**WORK TO DO:** Would you retype all of these records exactly?

**RECORDS SHOWN:**
* BEGIN *

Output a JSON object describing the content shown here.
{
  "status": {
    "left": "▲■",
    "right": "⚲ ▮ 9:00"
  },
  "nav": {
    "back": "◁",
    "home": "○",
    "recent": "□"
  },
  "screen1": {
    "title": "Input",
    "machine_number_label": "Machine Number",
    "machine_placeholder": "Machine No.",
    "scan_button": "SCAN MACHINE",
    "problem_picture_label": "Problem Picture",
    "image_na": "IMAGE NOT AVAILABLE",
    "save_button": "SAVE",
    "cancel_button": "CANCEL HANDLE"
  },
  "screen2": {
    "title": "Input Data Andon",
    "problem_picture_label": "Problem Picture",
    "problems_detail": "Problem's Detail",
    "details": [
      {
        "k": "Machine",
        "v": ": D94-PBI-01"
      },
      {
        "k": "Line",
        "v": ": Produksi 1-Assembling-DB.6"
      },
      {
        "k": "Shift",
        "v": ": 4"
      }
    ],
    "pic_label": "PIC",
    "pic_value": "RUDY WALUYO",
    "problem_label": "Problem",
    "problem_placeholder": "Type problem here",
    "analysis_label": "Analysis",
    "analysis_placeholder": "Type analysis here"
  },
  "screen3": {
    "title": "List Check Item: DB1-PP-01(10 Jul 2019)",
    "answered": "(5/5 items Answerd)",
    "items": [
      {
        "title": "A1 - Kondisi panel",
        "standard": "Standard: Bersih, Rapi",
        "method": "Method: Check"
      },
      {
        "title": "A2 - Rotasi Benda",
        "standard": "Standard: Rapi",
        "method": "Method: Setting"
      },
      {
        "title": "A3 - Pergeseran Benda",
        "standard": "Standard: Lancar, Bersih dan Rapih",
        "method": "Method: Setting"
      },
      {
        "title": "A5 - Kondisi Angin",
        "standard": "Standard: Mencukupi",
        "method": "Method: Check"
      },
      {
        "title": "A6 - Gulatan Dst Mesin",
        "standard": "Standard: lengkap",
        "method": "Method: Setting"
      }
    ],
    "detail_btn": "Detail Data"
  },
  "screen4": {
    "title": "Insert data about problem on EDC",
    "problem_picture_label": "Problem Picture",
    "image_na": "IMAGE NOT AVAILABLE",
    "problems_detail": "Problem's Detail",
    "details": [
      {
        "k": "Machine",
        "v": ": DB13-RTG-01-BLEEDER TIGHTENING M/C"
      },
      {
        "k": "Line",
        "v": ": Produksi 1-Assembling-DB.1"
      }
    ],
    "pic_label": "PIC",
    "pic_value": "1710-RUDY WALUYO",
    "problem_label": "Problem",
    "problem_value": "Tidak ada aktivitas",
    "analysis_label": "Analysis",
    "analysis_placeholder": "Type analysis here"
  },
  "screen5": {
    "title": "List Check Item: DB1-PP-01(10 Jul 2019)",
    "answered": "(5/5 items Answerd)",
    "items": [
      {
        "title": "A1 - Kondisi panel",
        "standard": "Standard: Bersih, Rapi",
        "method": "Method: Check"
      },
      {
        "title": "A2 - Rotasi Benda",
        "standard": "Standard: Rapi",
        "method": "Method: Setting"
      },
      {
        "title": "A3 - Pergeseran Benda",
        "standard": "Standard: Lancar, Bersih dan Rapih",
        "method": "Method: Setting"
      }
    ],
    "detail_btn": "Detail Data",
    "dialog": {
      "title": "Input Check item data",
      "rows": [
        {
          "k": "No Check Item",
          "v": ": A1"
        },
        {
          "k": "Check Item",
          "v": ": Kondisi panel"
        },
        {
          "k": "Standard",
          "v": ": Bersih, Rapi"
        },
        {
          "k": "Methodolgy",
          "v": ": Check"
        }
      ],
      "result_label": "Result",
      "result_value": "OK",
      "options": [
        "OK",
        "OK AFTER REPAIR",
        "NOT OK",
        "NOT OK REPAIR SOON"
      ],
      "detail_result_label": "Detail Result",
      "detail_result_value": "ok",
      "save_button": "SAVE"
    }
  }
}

* END *

**RESPONSE FOR THIS EXERCISE:**
Output a JSON object describing the content shown here.
{
  "status": {
    "left": "▲■",
    "right": "⚲ ▮ 9:00"
  },
  "nav": {
    "back": "◁",
    "home": "○",
    "recent": "□"
  },
  "screen1": {
    "title": "Input",
    "machine_number_label": "Machine Number",
    "machine_placeholder": "Machine No.",
    "scan_button": "SCAN MACHINE",
    "problem_picture_label": "Problem Picture",
    "image_na": "IMAGE NOT AVAILABLE",
    "save_button": "SAVE",
    "cancel_button": "CANCEL HANDLE"
  },
  "screen2": {
    "title": "Input Data Andon",
    "problem_picture_label": "Problem Picture",
    "problems_detail": "Problem's Detail",
    "details": [
      {
        "k": "Machine",
        "v": ": D94-PBI-01"
      },
      {
        "k": "Line",
        "v": ": Produksi 1-Assembling-DB.6"
      },
      {
        "k": "Shift",
        "v": ": 4"
      }
    ],
    "pic_label": "PIC",
    "pic_value": "RUDY WALUYO",
    "problem_label": "Problem",
    "problem_placeholder": "Type problem here",
    "analysis_label": "Analysis",
    "analysis_placeholder": "Type analysis here"
  },
  "screen3": {
    "title": "List Check Item: DB1-PP-01(10 Jul 2019)",
    "answered": "(5/5 items Answerd)",
    "items": [
      {
        "title": "A1 - Kondisi panel",
        "standard": "Standard: Bersih, Rapi",
        "method": "Method: Check"
      },
      {
        "title": "A2 - Rotasi Benda",
        "standard": "Standard: Rapi",
        "method": "Method: Setting"
      },
      {
        "title": "A3 - Pergeseran Benda",
        "standard": "Standard: Lancar, Bersih dan Rapih",
        "method": "Method: Setting"
      },
      {
        "title": "A5 - Kondisi Angin",
        "standard": "Standard: Mencukupi",
        "method": "Method: Check"
      },
      {
        "title": "A6 - Gulatan Dst Mesin",
        "standard": "Standard: lengkap",
        "method": "Method: Setting"
      }
    ],
    "detail_btn": "Detail Data"
  },
  "screen4": {
    "title": "Insert data about problem on EDC",
    "problem_picture_label": "Problem Picture",
    "image_na": "IMAGE NOT AVAILABLE",
    "problems_detail": "Problem's Detail",
    "details": [
      {
        "k": "Machine",
        "v": ": DB13-RTG-01-BLEEDER TIGHTENING M/C"
      },
      {
        "k": "Line",
        "v": ": Produksi 1-Assembling-DB.1"
      }
    ],
    "pic_label": "PIC",
    "pic_value": "1710-RUDY WALUYO",
    "problem_label": "Problem",
    "problem_value": "Tidak ada aktivitas",
    "analysis_label": "Analysis",
    "analysis_placeholder": "Type analysis here"
  },
  "screen5": {
    "title": "List Check Item: DB1-PP-01(10 Jul 2019)",
    "answered": "(5/5 items Answerd)",
    "items": [
      {
        "title": "A1 - Kondisi panel",
        "standard": "Standard: Bersih, Rapi",
        "method": "Method: Check"
      },
      {
        "title": "A2 - Rotasi Benda",
        "standard": "Standard: Rapi",
        "method": "Method: Setting"
      },
      {
        "title": "A3 - Pergeseran Benda",
        "standard": "Standard: Lancar, Bersih dan Rapih",
        "method": "Method: Setting"
      }
    ],
    "detail_btn": "Detail Data",
    "dialog": {
      "title": "Input Check item data",
      "rows": [
        {
          "k": "No Check Item",
          "v": ": A1"
        },
        {
          "k": "Check Item",
          "v": ": Kondisi panel"
        },
        {
          "k": "Standard",
          "v": ": Bersih, Rapi"
        },
        {
          "k": "Methodolgy",
          "v": ": Check"
        }
      ],
      "result_label": "Result",
      "result_value": "OK",
      "options": [
        "OK",
        "OK AFTER REPAIR",
        "NOT OK",
        "NOT OK REPAIR SOON"
      ],
      "detail_result_label": "Detail Result",
      "detail_result_value": "ok",
      "save_button": "SAVE"
    }
  }
}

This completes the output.